## EXERCISE GOAL
Skip the pictures and quote all of the lines exactly.

*** PROVIDED RECORDS

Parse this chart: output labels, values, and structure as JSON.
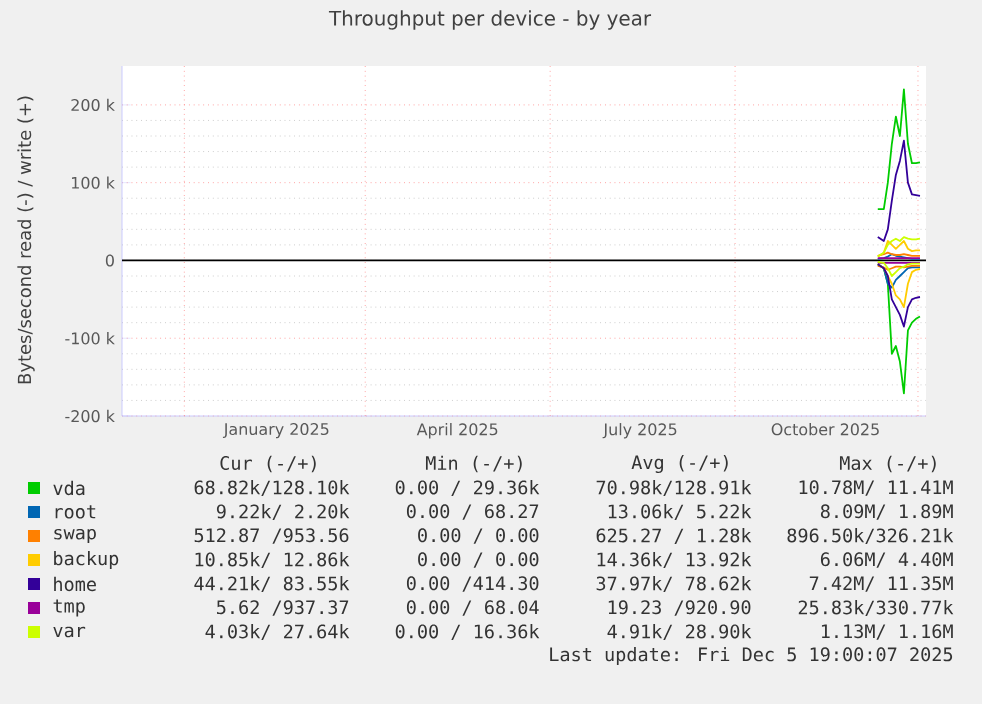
{
  "chart_data": {
    "type": "line",
    "title": "Throughput per device - by year",
    "ylabel": "Bytes/second read (-) / write (+)",
    "x": [
      "2025-11-11",
      "2025-11-14",
      "2025-11-16",
      "2025-11-18",
      "2025-11-20",
      "2025-11-22",
      "2025-11-24",
      "2025-11-26",
      "2025-11-28",
      "2025-11-30",
      "2025-12-02"
    ],
    "xlim": [
      "2024-10-31",
      "2025-12-05"
    ],
    "xticks": [
      {
        "value": "2025-01-16",
        "label": "January 2025"
      },
      {
        "value": "2025-04-16",
        "label": "April 2025"
      },
      {
        "value": "2025-07-16",
        "label": "July 2025"
      },
      {
        "value": "2025-10-16",
        "label": "October 2025"
      },
      {
        "value": "2024-12-01",
        "label": null
      },
      {
        "value": "2025-03-01",
        "label": null
      },
      {
        "value": "2025-06-01",
        "label": null
      },
      {
        "value": "2025-09-01",
        "label": null
      },
      {
        "value": "2025-12-01",
        "label": null
      }
    ],
    "ylim": [
      -200000,
      250000
    ],
    "yticks": [
      {
        "value": -200000,
        "label": "-200 k"
      },
      {
        "value": -100000,
        "label": "-100 k"
      },
      0,
      {
        "value": 100000,
        "label": "100 k"
      },
      {
        "value": 200000,
        "label": "200 k"
      }
    ],
    "grid": true,
    "legend": "bottom",
    "line_style": "solid",
    "marker": "none",
    "ref_lines": [
      {
        "axis": "y",
        "value": 0,
        "color": "#000000"
      }
    ],
    "series": [
      {
        "name": "vda",
        "color": "#00cc00",
        "values": [
          66000,
          66000,
          100000,
          150000,
          185000,
          160000,
          220000,
          150000,
          125000,
          125000,
          126000
        ]
      },
      {
        "color": "#00cc00",
        "values": [
          -5000,
          -10000,
          -30000,
          -120000,
          -110000,
          -130000,
          -171000,
          -90000,
          -80000,
          -75000,
          -72000
        ]
      },
      {
        "name": "root",
        "color": "#0066b3",
        "values": [
          2000,
          3000,
          5000,
          8000,
          6000,
          5000,
          4000,
          3000,
          2000,
          2000,
          2000
        ]
      },
      {
        "color": "#0066b3",
        "values": [
          -5000,
          -10000,
          -30000,
          -35000,
          -25000,
          -20000,
          -15000,
          -10000,
          -9000,
          -9000,
          -9000
        ]
      },
      {
        "name": "swap",
        "color": "#ff8000",
        "values": [
          6000,
          8000,
          10000,
          8000,
          7000,
          7000,
          8000,
          7000,
          6000,
          6000,
          6000
        ]
      },
      {
        "color": "#ff8000",
        "values": [
          -7000,
          -9000,
          -12000,
          -10000,
          -8000,
          -8000,
          -9000,
          -8000,
          -7000,
          -7000,
          -7000
        ]
      },
      {
        "name": "backup",
        "color": "#ffcc00",
        "values": [
          5000,
          10000,
          25000,
          20000,
          15000,
          20000,
          25000,
          15000,
          12000,
          13000,
          13000
        ]
      },
      {
        "color": "#ffcc00",
        "values": [
          -5000,
          -10000,
          -20000,
          -30000,
          -45000,
          -50000,
          -60000,
          -30000,
          -15000,
          -12000,
          -11000
        ]
      },
      {
        "name": "home",
        "color": "#330099",
        "values": [
          30000,
          25000,
          40000,
          77000,
          110000,
          128000,
          154000,
          100000,
          85000,
          84000,
          83000
        ]
      },
      {
        "color": "#330099",
        "values": [
          -5000,
          -10000,
          -20000,
          -50000,
          -60000,
          -70000,
          -85000,
          -60000,
          -50000,
          -48000,
          -47000
        ]
      },
      {
        "name": "tmp",
        "color": "#990099",
        "values": [
          3000,
          3000,
          3000,
          3000,
          3000,
          3000,
          3000,
          3000,
          3000,
          3000,
          3000
        ]
      },
      {
        "color": "#990099",
        "values": [
          -3000,
          -3000,
          -3000,
          -3000,
          -3000,
          -3000,
          -3000,
          -3000,
          -3000,
          -3000,
          -3000
        ]
      },
      {
        "name": "var",
        "color": "#ccff00",
        "values": [
          5000,
          10000,
          20000,
          25000,
          28000,
          25000,
          30000,
          28000,
          27000,
          27000,
          28000
        ]
      },
      {
        "color": "#ccff00",
        "values": [
          -2000,
          -3000,
          -10000,
          -20000,
          -15000,
          -10000,
          -8000,
          -5000,
          -4000,
          -4000,
          -4000
        ]
      }
    ],
    "annotations": [
      "Cur (-/+)",
      "Min (-/+)",
      "Avg (-/+)",
      "Max (-/+)",
      "68.82k/128.10k",
      "0.00 / 29.36k",
      "70.98k/128.91k",
      "10.78M/ 11.41M",
      "9.22k/ 2.20k",
      "0.00 / 68.27",
      "13.06k/ 5.22k",
      "8.09M/ 1.89M",
      "512.87 /953.56",
      "0.00 / 0.00",
      "625.27 / 1.28k",
      "896.50k/326.21k",
      "10.85k/ 12.86k",
      "0.00 / 0.00",
      "14.36k/ 13.92k",
      "6.06M/ 4.40M",
      "44.21k/ 83.55k",
      "0.00 /414.30",
      "37.97k/ 78.62k",
      "7.42M/ 11.35M",
      "5.62 /937.37",
      "0.00 / 68.04",
      "19.23 /920.90",
      "25.83k/330.77k",
      "4.03k/ 27.64k",
      "0.00 / 16.36k",
      "4.91k/ 28.90k",
      "1.13M/ 1.16M",
      "Last update: Fri Dec 5 19:00:07 2025"
    ]
  }
}
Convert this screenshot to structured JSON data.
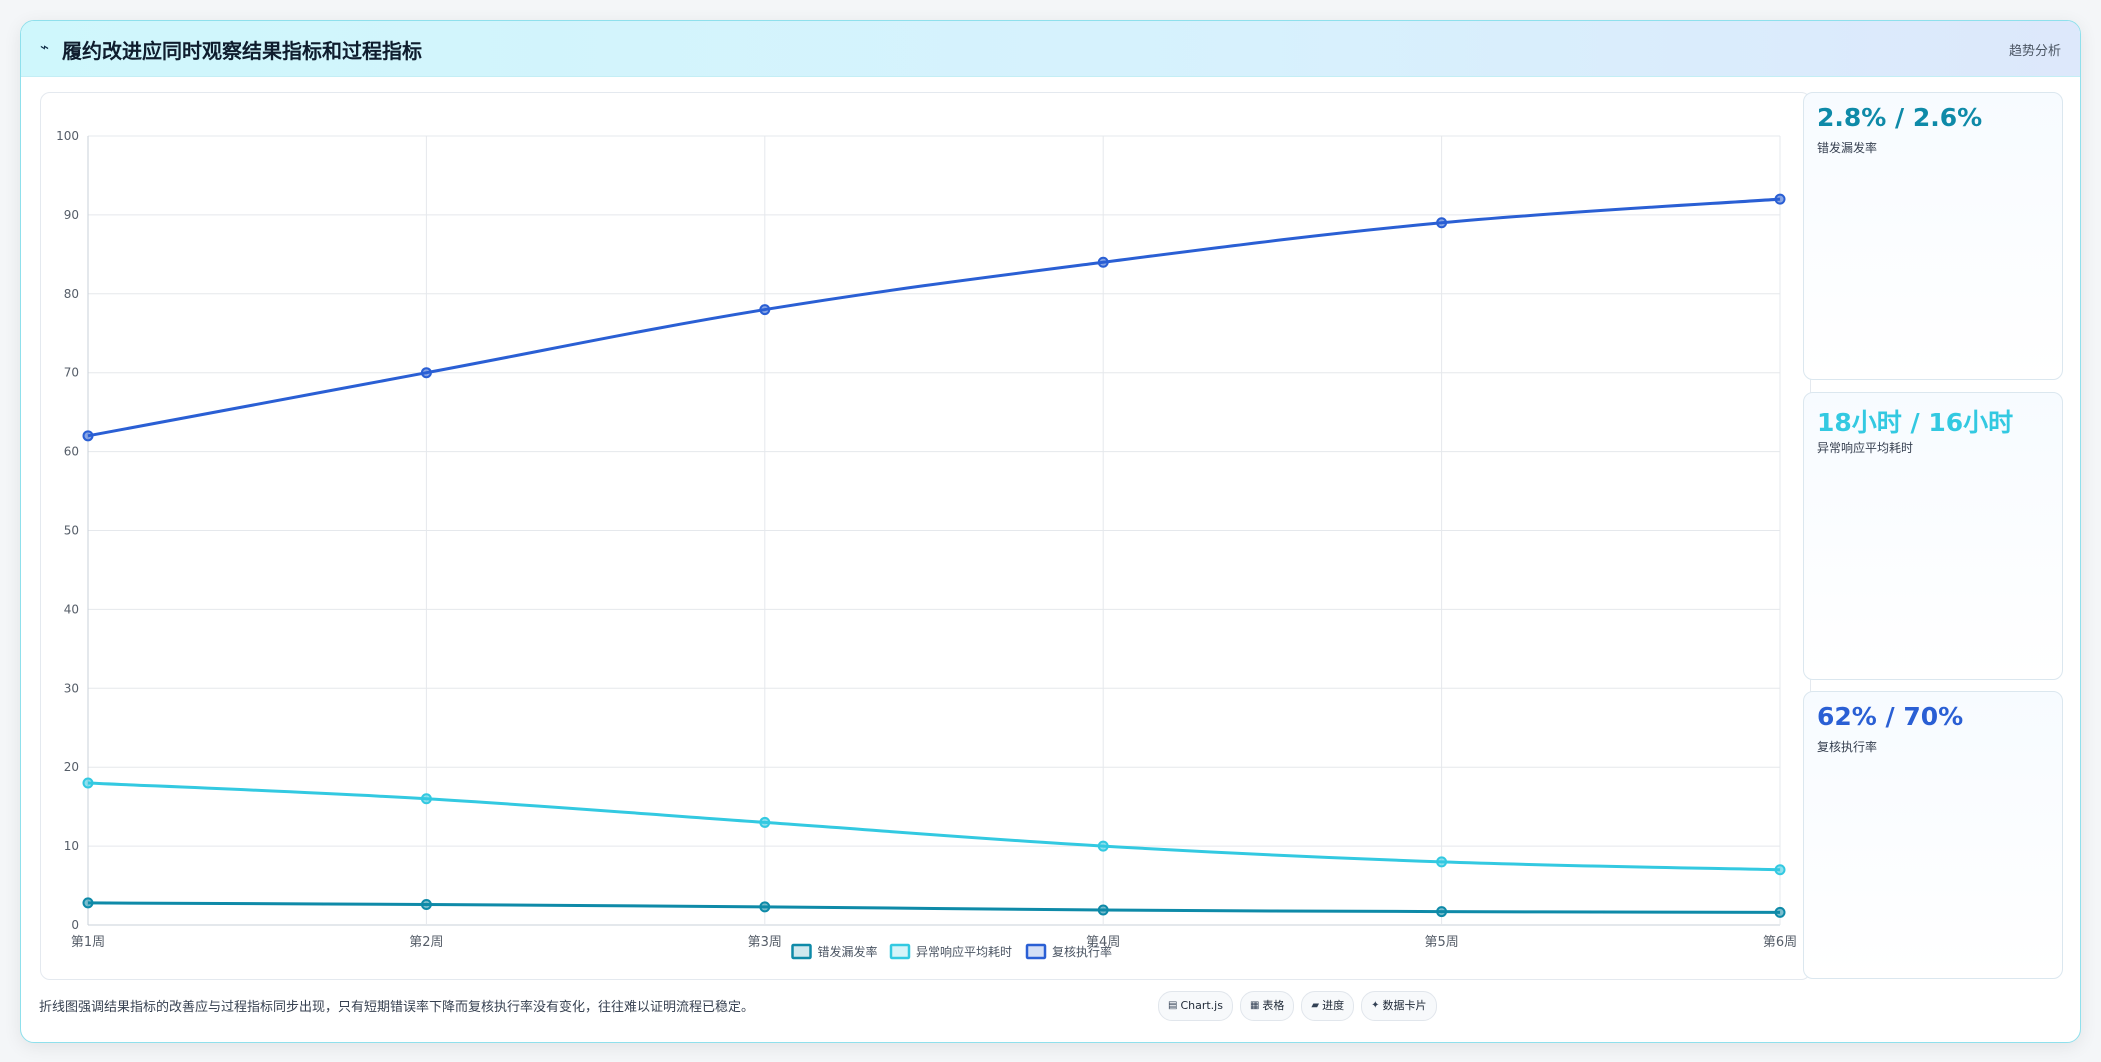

******

## THE SOLUTION
Parse this chart: output labels, values, and structure as JSON.
{
  "chart_data": {
    "type": "line",
    "title": "Throughput per device - by year",
    "ylabel": "Bytes/second read (-) / write (+)",
    "x": [
      "2025-11-11",
      "2025-11-14",
      "2025-11-16",
      "2025-11-18",
      "2025-11-20",
      "2025-11-22",
      "2025-11-24",
      "2025-11-26",
      "2025-11-28",
      "2025-11-30",
      "2025-12-02"
    ],
    "xlim": [
      "2024-10-31",
      "2025-12-05"
    ],
    "xticks": [
      {
        "value": "2025-01-16",
        "label": "January 2025"
      },
      {
        "value": "2025-04-16",
        "label": "April 2025"
      },
      {
        "value": "2025-07-16",
        "label": "July 2025"
      },
      {
        "value": "2025-10-16",
        "label": "October 2025"
      },
      {
        "value": "2024-12-01",
        "label": null
      },
      {
        "value": "2025-03-01",
        "label": null
      },
      {
        "value": "2025-06-01",
        "label": null
      },
      {
        "value": "2025-09-01",
        "label": null
      },
      {
        "value": "2025-12-01",
        "label": null
      }
    ],
    "ylim": [
      -200000,
      250000
    ],
    "yticks": [
      {
        "value": -200000,
        "label": "-200 k"
      },
      {
        "value": -100000,
        "label": "-100 k"
      },
      0,
      {
        "value": 100000,
        "label": "100 k"
      },
      {
        "value": 200000,
        "label": "200 k"
      }
    ],
    "grid": true,
    "legend": "bottom",
    "line_style": "solid",
    "marker": "none",
    "ref_lines": [
      {
        "axis": "y",
        "value": 0,
        "color": "#000000"
      }
    ],
    "series": [
      {
        "name": "vda",
        "color": "#00cc00",
        "values": [
          66000,
          66000,
          100000,
          150000,
          185000,
          160000,
          220000,
          150000,
          125000,
          125000,
          126000
        ]
      },
      {
        "color": "#00cc00",
        "values": [
          -5000,
          -10000,
          -30000,
          -120000,
          -110000,
          -130000,
          -171000,
          -90000,
          -80000,
          -75000,
          -72000
        ]
      },
      {
        "name": "root",
        "color": "#0066b3",
        "values": [
          2000,
          3000,
          5000,
          8000,
          6000,
          5000,
          4000,
          3000,
          2000,
          2000,
          2000
        ]
      },
      {
        "color": "#0066b3",
        "values": [
          -5000,
          -10000,
          -30000,
          -35000,
          -25000,
          -20000,
          -15000,
          -10000,
          -9000,
          -9000,
          -9000
        ]
      },
      {
        "name": "swap",
        "color": "#ff8000",
        "values": [
          6000,
          8000,
          10000,
          8000,
          7000,
          7000,
          8000,
          7000,
          6000,
          6000,
          6000
        ]
      },
      {
        "color": "#ff8000",
        "values": [
          -7000,
          -9000,
          -12000,
          -10000,
          -8000,
          -8000,
          -9000,
          -8000,
          -7000,
          -7000,
          -7000
        ]
      },
      {
        "name": "backup",
        "color": "#ffcc00",
        "values": [
          5000,
          10000,
          25000,
          20000,
          15000,
          20000,
          25000,
          15000,
          12000,
          13000,
          13000
        ]
      },
      {
        "color": "#ffcc00",
        "values": [
          -5000,
          -10000,
          -20000,
          -30000,
          -45000,
          -50000,
          -60000,
          -30000,
          -15000,
          -12000,
          -11000
        ]
      },
      {
        "name": "home",
        "color": "#330099",
        "values": [
          30000,
          25000,
          40000,
          77000,
          110000,
          128000,
          154000,
          100000,
          85000,
          84000,
          83000
        ]
      },
      {
        "color": "#330099",
        "values": [
          -5000,
          -10000,
          -20000,
          -50000,
          -60000,
          -70000,
          -85000,
          -60000,
          -50000,
          -48000,
          -47000
        ]
      },
      {
        "name": "tmp",
        "color": "#990099",
        "values": [
          3000,
          3000,
          3000,
          3000,
          3000,
          3000,
          3000,
          3000,
          3000,
          3000,
          3000
        ]
      },
      {
        "color": "#990099",
        "values": [
          -3000,
          -3000,
          -3000,
          -3000,
          -3000,
          -3000,
          -3000,
          -3000,
          -3000,
          -3000,
          -3000
        ]
      },
      {
        "name": "var",
        "color": "#ccff00",
        "values": [
          5000,
          10000,
          20000,
          25000,
          28000,
          25000,
          30000,
          28000,
          27000,
          27000,
          28000
        ]
      },
      {
        "color": "#ccff00",
        "values": [
          -2000,
          -3000,
          -10000,
          -20000,
          -15000,
          -10000,
          -8000,
          -5000,
          -4000,
          -4000,
          -4000
        ]
      }
    ],
    "annotations": [
      "Cur (-/+)",
      "Min (-/+)",
      "Avg (-/+)",
      "Max (-/+)",
      "68.82k/128.10k",
      "0.00 / 29.36k",
      "70.98k/128.91k",
      "10.78M/ 11.41M",
      "9.22k/ 2.20k",
      "0.00 / 68.27",
      "13.06k/ 5.22k",
      "8.09M/ 1.89M",
      "512.87 /953.56",
      "0.00 / 0.00",
      "625.27 / 1.28k",
      "896.50k/326.21k",
      "10.85k/ 12.86k",
      "0.00 / 0.00",
      "14.36k/ 13.92k",
      "6.06M/ 4.40M",
      "44.21k/ 83.55k",
      "0.00 /414.30",
      "37.97k/ 78.62k",
      "7.42M/ 11.35M",
      "5.62 /937.37",
      "0.00 / 68.04",
      "19.23 /920.90",
      "25.83k/330.77k",
      "4.03k/ 27.64k",
      "0.00 / 16.36k",
      "4.91k/ 28.90k",
      "1.13M/ 1.16M",
      "Last update: Fri Dec 5 19:00:07 2025"
    ]
  }
}
Convert this screenshot to structured JSON data.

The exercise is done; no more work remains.